**DATASET RECORDS**:

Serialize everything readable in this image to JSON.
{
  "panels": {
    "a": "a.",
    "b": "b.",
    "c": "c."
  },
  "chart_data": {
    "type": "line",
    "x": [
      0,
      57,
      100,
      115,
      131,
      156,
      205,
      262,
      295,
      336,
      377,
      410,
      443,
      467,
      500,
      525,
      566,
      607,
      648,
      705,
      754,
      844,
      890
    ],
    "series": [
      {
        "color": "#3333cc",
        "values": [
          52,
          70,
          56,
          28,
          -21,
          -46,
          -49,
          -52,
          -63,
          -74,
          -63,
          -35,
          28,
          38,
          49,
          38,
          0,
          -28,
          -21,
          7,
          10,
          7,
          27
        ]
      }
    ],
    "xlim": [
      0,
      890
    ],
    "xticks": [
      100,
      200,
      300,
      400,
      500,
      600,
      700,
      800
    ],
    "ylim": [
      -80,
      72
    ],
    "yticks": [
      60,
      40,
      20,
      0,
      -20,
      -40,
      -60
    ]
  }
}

**EXERCISE INSTRUCTIONS**: Restate each record word for word.

**OUTPUT OF THE EXERCISE**:
Serialize everything readable in this image to JSON.
{
  "panels": {
    "a": "a.",
    "b": "b.",
    "c": "c."
  },
  "chart_data": {
    "type": "line",
    "x": [
      0,
      57,
      100,
      115,
      131,
      156,
      205,
      262,
      295,
      336,
      377,
      410,
      443,
      467,
      500,
      525,
      566,
      607,
      648,
      705,
      754,
      844,
      890
    ],
    "series": [
      {
        "color": "#3333cc",
        "values": [
          52,
          70,
          56,
          28,
          -21,
          -46,
          -49,
          -52,
          -63,
          -74,
          -63,
          -35,
          28,
          38,
          49,
          38,
          0,
          -28,
          -21,
          7,
          10,
          7,
          27
        ]
      }
    ],
    "xlim": [
      0,
      890
    ],
    "xticks": [
      100,
      200,
      300,
      400,
      500,
      600,
      700,
      800
    ],
    "ylim": [
      -80,
      72
    ],
    "yticks": [
      60,
      40,
      20,
      0,
      -20,
      -40,
      -60
    ]
  }
}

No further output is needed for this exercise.